Collected data:
···

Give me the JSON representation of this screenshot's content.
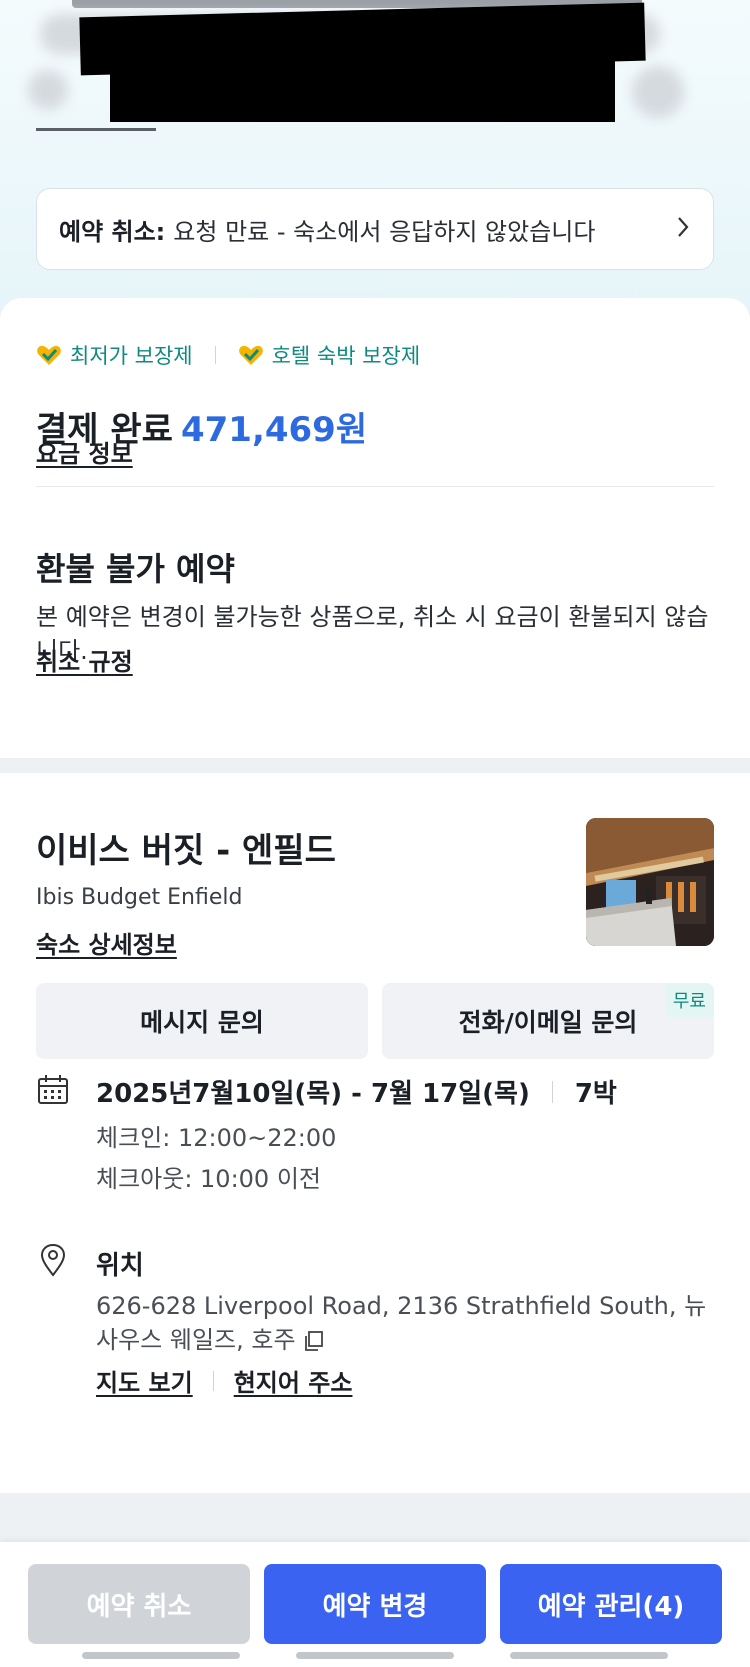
{
  "colors": {
    "accent_blue": "#2d6ae0",
    "teal": "#0e8a80",
    "button_primary": "#3a63f2",
    "button_disabled": "#d0d4d9"
  },
  "cancel_banner": {
    "label": "예약 취소:",
    "text": "요청 만료 - 숙소에서 응답하지 않았습니다",
    "icon": "chevron-right-icon"
  },
  "guarantees": [
    {
      "label": "최저가 보장제",
      "icon": "heart-check-icon"
    },
    {
      "label": "호텔 숙박 보장제",
      "icon": "heart-check-icon"
    }
  ],
  "payment": {
    "label": "결제 완료",
    "amount": "471,469원",
    "link": "요금 정보"
  },
  "refund": {
    "title": "환불 불가 예약",
    "body": "본 예약은 변경이 불가능한 상품으로, 취소 시 요금이 환불되지 않습니다.",
    "link": "취소 규정"
  },
  "hotel": {
    "name_ko": "이비스 버짓 - 엔필드",
    "name_en": "Ibis Budget Enfield",
    "detail_link": "숙소 상세정보"
  },
  "contact": {
    "message": "메시지 문의",
    "phone_email": "전화/이메일 문의",
    "free_tag": "무료"
  },
  "stay": {
    "dates": "2025년7월10일(목) - 7월 17일(목)",
    "nights": "7박",
    "checkin": "체크인: 12:00~22:00",
    "checkout": "체크아웃: 10:00 이전"
  },
  "location": {
    "title": "위치",
    "address": "626-628 Liverpool Road, 2136 Strathfield South, 뉴사우스 웨일즈, 호주",
    "map_link": "지도 보기",
    "local_address_link": "현지어 주소"
  },
  "actions": {
    "cancel": "예약 취소",
    "change": "예약 변경",
    "manage": "예약 관리(4)"
  }
}
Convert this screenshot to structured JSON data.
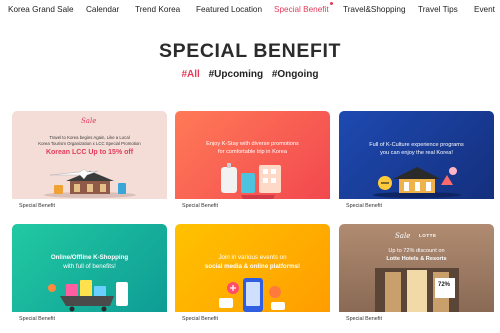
{
  "nav": {
    "items": [
      {
        "label": "Korea Grand Sale",
        "active": false
      },
      {
        "label": "Calendar",
        "active": false
      },
      {
        "label": "Trend Korea",
        "active": false
      },
      {
        "label": "Featured Location",
        "active": false
      },
      {
        "label": "Special Benefit",
        "active": true
      },
      {
        "label": "Travel&Shopping",
        "active": false
      },
      {
        "label": "Travel Tips",
        "active": false
      },
      {
        "label": "Event",
        "active": false
      }
    ]
  },
  "page": {
    "title": "SPECIAL BENEFIT",
    "filters": [
      {
        "label": "#All",
        "active": true
      },
      {
        "label": "#Upcoming",
        "active": false
      },
      {
        "label": "#Ongoing",
        "active": false
      }
    ]
  },
  "cards": [
    {
      "category": "Special Benefit",
      "logo": "Sale",
      "lines": [
        "Travel to Korea begins Again, Like a Local",
        "Korea Tourism Organization x LCC Special Promotion",
        "Korean LCC Up to 15% off"
      ]
    },
    {
      "category": "Special Benefit",
      "lines": [
        "Enjoy K-Stay with diverse promotions",
        "for comfortable trip in Korea"
      ]
    },
    {
      "category": "Special Benefit",
      "lines": [
        "Full of K-Culture experience programs",
        "you can enjoy the real Korea!"
      ]
    },
    {
      "category": "Special Benefit",
      "lines": [
        "Online/Offline K-Shopping",
        "with full of benefits!"
      ]
    },
    {
      "category": "Special Benefit",
      "lines": [
        "Join in various events on",
        "social media & online platforms!"
      ]
    },
    {
      "category": "Special Benefit",
      "logo": "Sale",
      "partner": "LOTTE",
      "badge": "72%",
      "lines": [
        "Up to 72% discount on",
        "Lotte Hotels & Resorts"
      ]
    }
  ],
  "colors": {
    "accent": "#e23b5a",
    "card1": "#f4ddd7",
    "card2": "#f2484f",
    "card3": "#1e4ab1",
    "card4": "#17b39c",
    "card5": "#ffb000",
    "card6": "#9c7a63"
  }
}
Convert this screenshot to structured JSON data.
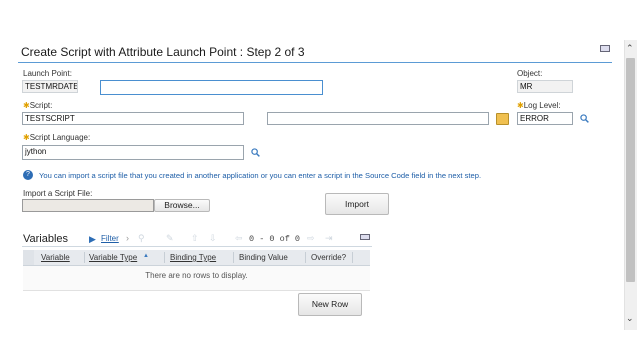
{
  "dialog": {
    "title": "Create Script with Attribute Launch Point : Step 2 of 3",
    "minimize_icon": "minimize-icon"
  },
  "form": {
    "launch_point": {
      "label": "Launch Point:",
      "value": "TESTMRDATE",
      "description": ""
    },
    "object": {
      "label": "Object:",
      "value": "MR"
    },
    "script": {
      "label": "Script:",
      "value": "TESTSCRIPT",
      "description": ""
    },
    "log_level": {
      "label": "Log Level:",
      "value": "ERROR"
    },
    "script_language": {
      "label": "Script Language:",
      "value": "jython"
    },
    "info_text": "You can import a script file that you created in another application or you can enter a script in the Source Code field in the next step.",
    "import_file": {
      "label": "Import a Script File:",
      "browse_label": "Browse...",
      "value": ""
    },
    "import_button": "Import"
  },
  "variables": {
    "title": "Variables",
    "filter_label": "Filter",
    "pagination": "0 - 0 of 0",
    "columns": [
      "Variable",
      "Variable Type",
      "Binding Type",
      "Binding Value",
      "Override?"
    ],
    "empty_message": "There are no rows to display.",
    "new_row_button": "New Row"
  },
  "colors": {
    "accent": "#5b9bd5",
    "link": "#1f5fa8",
    "required": "#e0a000"
  }
}
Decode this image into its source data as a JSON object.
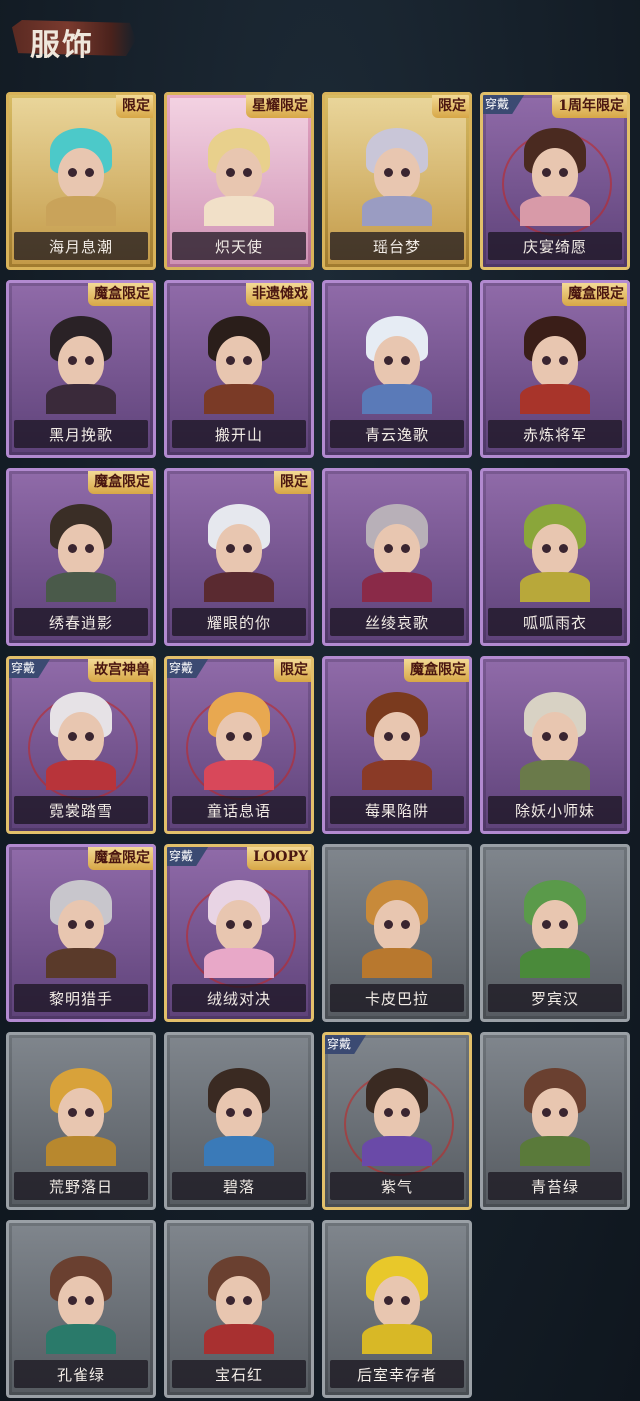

···

### Given exercise
Extract every line above that contains the word "with".

### Solution for this task
        "Enjoy K-Stay with diverse promotions",
        "with full of benefits!"
    "title": "Create Script with Attribute Launch Point : Step 2 of 3",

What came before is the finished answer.